Task inputs:

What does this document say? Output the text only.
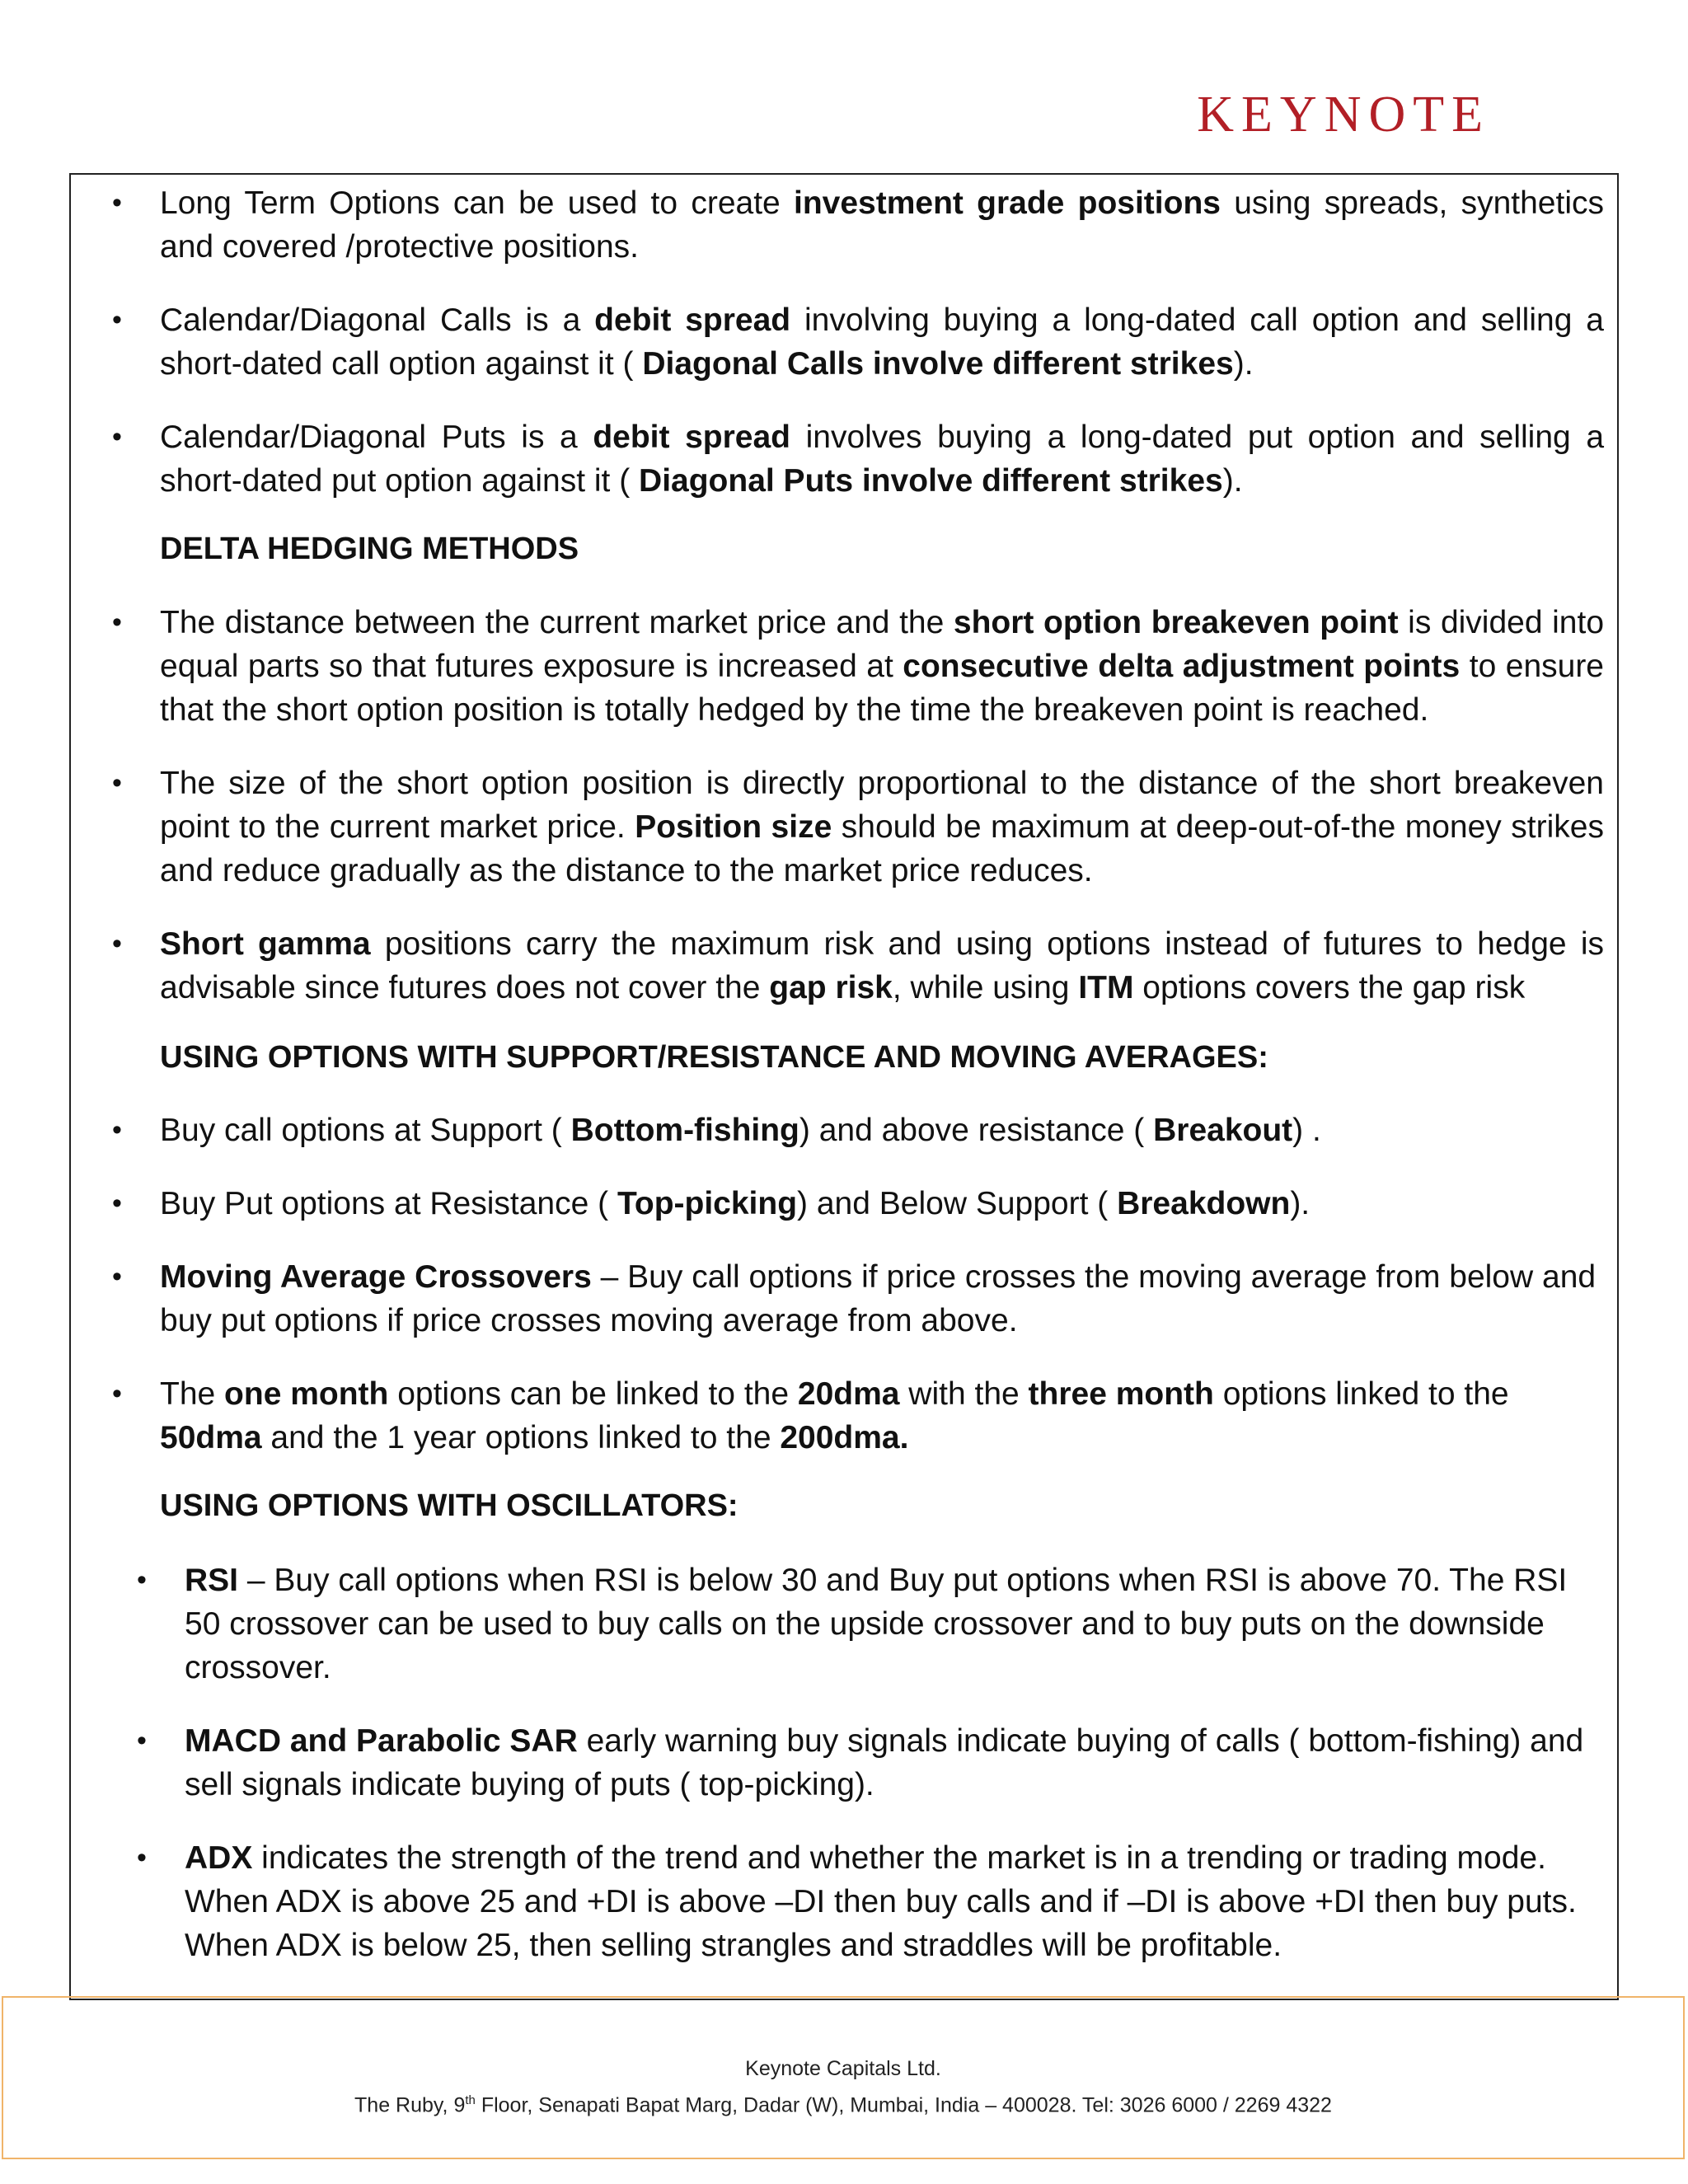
KEYNOTE
• Long Term Options can be used to create investment grade positions using spreads, synthetics and covered /protective positions.
• Calendar/Diagonal Calls is a debit spread involving buying a long-dated call option and selling a short-dated call option against it ( Diagonal Calls involve different strikes).
• Calendar/Diagonal Puts is a debit spread involves buying a long-dated put option and selling a short-dated put option against it ( Diagonal Puts involve different strikes).
DELTA HEDGING METHODS
• The distance between the current market price and the short option breakeven point is divided into equal parts so that futures exposure is increased at consecutive delta adjustment points to ensure that the short option position is totally hedged by the time the breakeven point is reached.
• The size of the short option position is directly proportional to the distance of the short breakeven point to the current market price. Position size should be maximum at deep-out-of-the money strikes and reduce gradually as the distance to the market price reduces.
• Short gamma positions carry the maximum risk and using options instead of futures to hedge is advisable since futures does not cover the gap risk, while using ITM options covers the gap risk
USING OPTIONS WITH SUPPORT/RESISTANCE AND MOVING AVERAGES:
• Buy call options at Support ( Bottom-fishing) and above resistance ( Breakout) .
• Buy Put options at Resistance ( Top-picking) and Below Support ( Breakdown).
• Moving Average Crossovers – Buy call options if price crosses the moving average from below and buy put options if price crosses moving average from above.
• The one month options can be linked to the 20dma with the three month options linked to the
50dma and the 1 year options linked to the 200dma.
USING OPTIONS WITH OSCILLATORS:
• RSI – Buy call options when RSI is below 30 and Buy put options when RSI is above 70. The RSI 50 crossover can be used to buy calls on the upside crossover and to buy puts on the downside crossover.
• MACD and Parabolic SAR early warning buy signals indicate buying of calls ( bottom-fishing) and sell signals indicate buying of puts ( top-picking).
• ADX indicates the strength of the trend and whether the market is in a trending or trading mode. When ADX is above 25 and +DI is above –DI then buy calls and if –DI is above +DI then buy puts. When ADX is below 25, then selling strangles and straddles will be profitable.
Keynote Capitals Ltd.
The Ruby, 9th Floor, Senapati Bapat Marg, Dadar (W), Mumbai, India – 400028. Tel: 3026 6000 / 2269 4322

Exercise aim: Copy every line of the records above that contains "dated".

Final result:
• Calendar/Diagonal Calls is a debit spread involving buying a long-dated call option and selling a short-dated call option against it ( Diagonal Calls involve different strikes).
• Calendar/Diagonal Puts is a debit spread involves buying a long-dated put option and selling a short-dated put option against it ( Diagonal Puts involve different strikes).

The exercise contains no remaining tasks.